Written instruction:
Copy out the listing that follows, exact in every word, and skip the images.

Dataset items

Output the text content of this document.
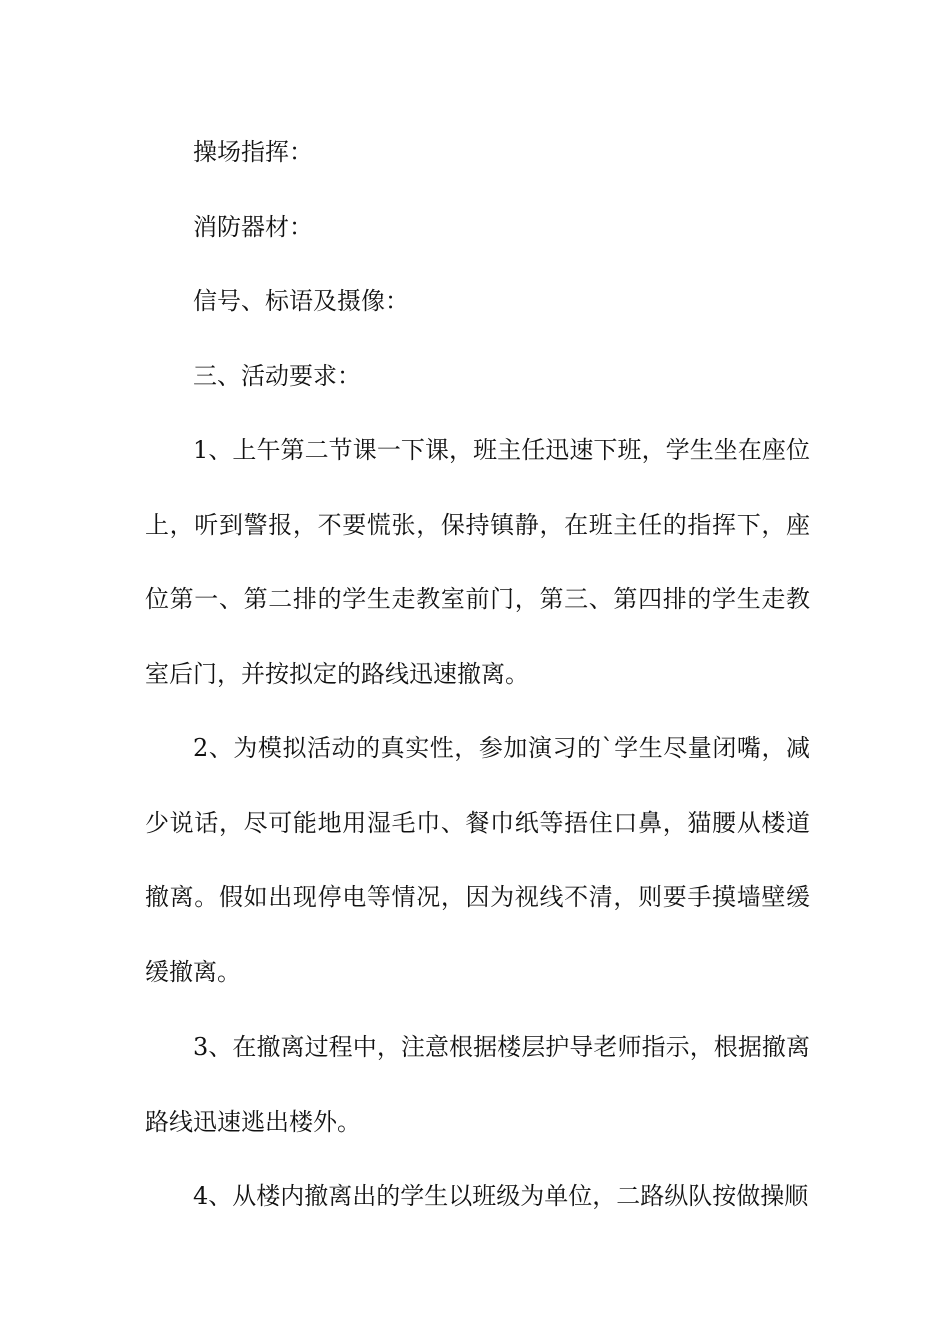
操场指挥：

消防器材：

信号、标语及摄像：

三、活动要求：

1、上午第二节课一下课，班主任迅速下班，学生坐在座位上，听到警报，不要慌张，保持镇静，在班主任的指挥下，座位第一、第二排的学生走教室前门，第三、第四排的学生走教室后门，并按拟定的路线迅速撤离。

2、为模拟活动的真实性，参加演习的`学生尽量闭嘴，减少说话，尽可能地用湿毛巾、餐巾纸等捂住口鼻，猫腰从楼道撤离。假如出现停电等情况，因为视线不清，则要手摸墙壁缓缓撤离。

3、在撤离过程中，注意根据楼层护导老师指示，根据撤离路线迅速逃出楼外。

4、从楼内撤离出的学生以班级为单位，二路纵队按做操顺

Reply to the task:
Output the text content of this document.
操场指挥：

消防器材：

信号、标语及摄像：

三、活动要求：

1、上午第二节课一下课，班主任迅速下班，学生坐在座位上，听到警报，不要慌张，保持镇静，在班主任的指挥下，座位第一、第二排的学生走教室前门，第三、第四排的学生走教室后门，并按拟定的路线迅速撤离。

2、为模拟活动的真实性，参加演习的`学生尽量闭嘴，减少说话，尽可能地用湿毛巾、餐巾纸等捂住口鼻，猫腰从楼道撤离。假如出现停电等情况，因为视线不清，则要手摸墙壁缓缓撤离。

3、在撤离过程中，注意根据楼层护导老师指示，根据撤离路线迅速逃出楼外。

4、从楼内撤离出的学生以班级为单位，二路纵队按做操顺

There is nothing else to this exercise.